# GOAL
Of all the lines in this data, how many include "reader"? Respond with the number only.

━━━━━━━━━━━━━━━━━━━━

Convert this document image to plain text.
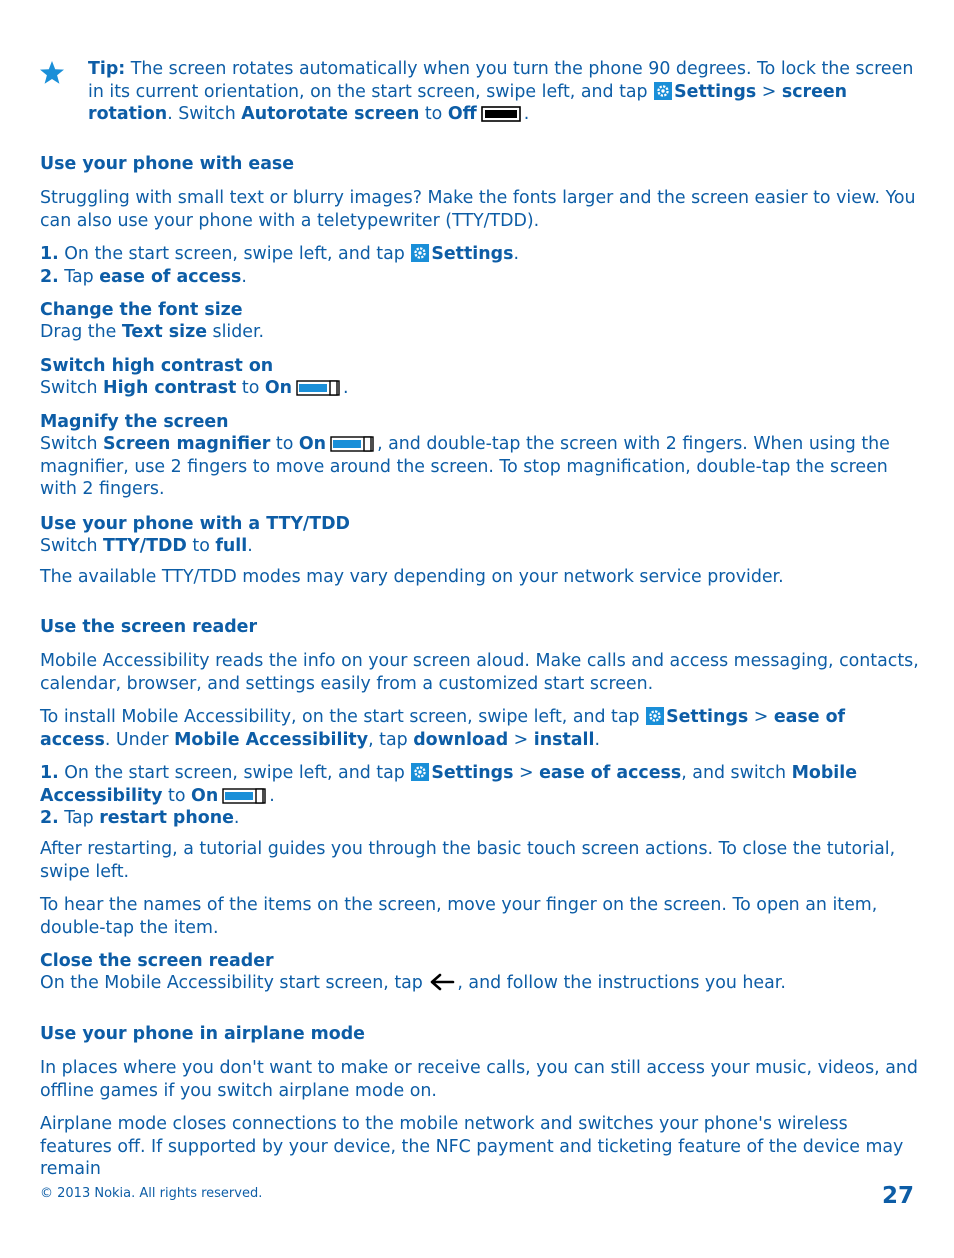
Tip: The screen rotates automatically when you turn the phone 90 degrees. To lock the screen in its current orientation, on the start screen, swipe left, and tap Settings > screen rotation. Switch Autorotate screen to Off	.

Use your phone with ease

Struggling with small text or blurry images? Make the fonts larger and the screen easier to view. You can also use your phone with a teletypewriter (TTY/TDD).

1. On the start screen, swipe left, and tap Settings.

2. Tap ease of access.

Change the font size

Drag the Text size slider.

Switch high contrast on

Switch High contrast to On	.

Magnify the screen

Switch Screen magnifier to On	, and double-tap the screen with 2 fingers. When using the magnifier, use 2 fingers to move around the screen. To stop magnification, double-tap the screen with 2 fingers.

Use your phone with a TTY/TDD

Switch TTY/TDD to full.

The available TTY/TDD modes may vary depending on your network service provider.

Use the screen reader

Mobile Accessibility reads the info on your screen aloud. Make calls and access messaging, contacts, calendar, browser, and settings easily from a customized start screen.

To install Mobile Accessibility, on the start screen, swipe left, and tap Settings > ease of access. Under Mobile Accessibility, tap download > install.

1. On the start screen, swipe left, and tap Settings > ease of access, and switch Mobile Accessibility to On	.

2. Tap restart phone.

After restarting, a tutorial guides you through the basic touch screen actions. To close the tutorial, swipe left.

To hear the names of the items on the screen, move your finger on the screen. To open an item, double-tap the item.

Close the screen reader

On the Mobile Accessibility start screen, tap , and follow the instructions you hear.

Use your phone in airplane mode

In places where you don't want to make or receive calls, you can still access your music, videos, and offline games if you switch airplane mode on.

Airplane mode closes connections to the mobile network and switches your phone's wireless features off. If supported by your device, the NFC payment and ticketing feature of the device may remain

© 2013 Nokia. All rights reserved.	27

━━━━━━━━━━━━━━━━━━━━

# RIGHT ANSWER
2